Start of DATA SUPPLIED
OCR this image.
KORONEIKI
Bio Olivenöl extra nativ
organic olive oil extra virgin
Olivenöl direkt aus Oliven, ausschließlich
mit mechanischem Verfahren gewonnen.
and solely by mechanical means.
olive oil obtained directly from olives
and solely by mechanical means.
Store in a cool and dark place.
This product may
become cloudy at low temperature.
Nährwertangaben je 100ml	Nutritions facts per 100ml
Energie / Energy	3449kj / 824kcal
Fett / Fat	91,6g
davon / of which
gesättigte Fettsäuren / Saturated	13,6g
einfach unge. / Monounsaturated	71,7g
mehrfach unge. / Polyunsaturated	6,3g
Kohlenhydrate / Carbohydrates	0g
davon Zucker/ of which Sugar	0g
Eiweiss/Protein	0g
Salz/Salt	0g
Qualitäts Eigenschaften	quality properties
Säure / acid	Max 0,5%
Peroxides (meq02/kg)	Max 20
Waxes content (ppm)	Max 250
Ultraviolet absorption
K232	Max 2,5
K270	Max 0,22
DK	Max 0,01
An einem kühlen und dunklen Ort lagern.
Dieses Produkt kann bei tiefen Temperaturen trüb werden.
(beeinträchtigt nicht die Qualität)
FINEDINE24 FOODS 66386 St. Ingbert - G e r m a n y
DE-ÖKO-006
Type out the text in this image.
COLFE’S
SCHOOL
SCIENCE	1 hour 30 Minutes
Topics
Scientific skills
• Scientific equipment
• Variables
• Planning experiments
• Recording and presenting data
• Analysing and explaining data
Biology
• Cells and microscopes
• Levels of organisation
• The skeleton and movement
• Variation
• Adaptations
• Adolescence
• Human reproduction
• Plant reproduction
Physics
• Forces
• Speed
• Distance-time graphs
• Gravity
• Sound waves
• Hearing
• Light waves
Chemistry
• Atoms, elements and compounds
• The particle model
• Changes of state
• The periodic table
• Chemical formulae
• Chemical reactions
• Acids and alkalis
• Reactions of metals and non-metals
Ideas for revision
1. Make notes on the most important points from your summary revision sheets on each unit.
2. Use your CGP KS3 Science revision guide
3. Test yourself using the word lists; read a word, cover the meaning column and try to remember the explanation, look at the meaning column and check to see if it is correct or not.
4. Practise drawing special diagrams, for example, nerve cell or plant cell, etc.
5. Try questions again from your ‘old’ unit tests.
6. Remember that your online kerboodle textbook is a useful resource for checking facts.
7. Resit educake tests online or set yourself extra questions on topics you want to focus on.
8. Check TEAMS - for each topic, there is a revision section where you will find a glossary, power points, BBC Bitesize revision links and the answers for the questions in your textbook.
End of DATA SUPPLIED
Reproduce the data shown above exactly, including every line.

#### ANSWER SPACE
OCR this image.
KORONEIKI
Bio Olivenöl extra nativ
organic olive oil extra virgin
Olivenöl direkt aus Oliven, ausschließlich
mit mechanischem Verfahren gewonnen.
and solely by mechanical means.
olive oil obtained directly from olives
and solely by mechanical means.
Store in a cool and dark place.
This product may
become cloudy at low temperature.
Nährwertangaben je 100ml	Nutritions facts per 100ml
Energie / Energy	3449kj / 824kcal
Fett / Fat	91,6g
davon / of which
gesättigte Fettsäuren / Saturated	13,6g
einfach unge. / Monounsaturated	71,7g
mehrfach unge. / Polyunsaturated	6,3g
Kohlenhydrate / Carbohydrates	0g
davon Zucker/ of which Sugar	0g
Eiweiss/Protein	0g
Salz/Salt	0g
Qualitäts Eigenschaften	quality properties
Säure / acid	Max 0,5%
Peroxides (meq02/kg)	Max 20
Waxes content (ppm)	Max 250
Ultraviolet absorption
K232	Max 2,5
K270	Max 0,22
DK	Max 0,01
An einem kühlen und dunklen Ort lagern.
Dieses Produkt kann bei tiefen Temperaturen trüb werden.
(beeinträchtigt nicht die Qualität)
FINEDINE24 FOODS 66386 St. Ingbert - G e r m a n y
DE-ÖKO-006
Type out the text in this image.
COLFE’S
SCHOOL
SCIENCE	1 hour 30 Minutes
Topics
Scientific skills
• Scientific equipment
• Variables
• Planning experiments
• Recording and presenting data
• Analysing and explaining data
Biology
• Cells and microscopes
• Levels of organisation
• The skeleton and movement
• Variation
• Adaptations
• Adolescence
• Human reproduction
• Plant reproduction
Physics
• Forces
• Speed
• Distance-time graphs
• Gravity
• Sound waves
• Hearing
• Light waves
Chemistry
• Atoms, elements and compounds
• The particle model
• Changes of state
• The periodic table
• Chemical formulae
• Chemical reactions
• Acids and alkalis
• Reactions of metals and non-metals
Ideas for revision
1. Make notes on the most important points from your summary revision sheets on each unit.
2. Use your CGP KS3 Science revision guide
3. Test yourself using the word lists; read a word, cover the meaning column and try to remember the explanation, look at the meaning column and check to see if it is correct or not.
4. Practise drawing special diagrams, for example, nerve cell or plant cell, etc.
5. Try questions again from your ‘old’ unit tests.
6. Remember that your online kerboodle textbook is a useful resource for checking facts.
7. Resit educake tests online or set yourself extra questions on topics you want to focus on.
8. Check TEAMS - for each topic, there is a revision section where you will find a glossary, power points, BBC Bitesize revision links and the answers for the questions in your textbook.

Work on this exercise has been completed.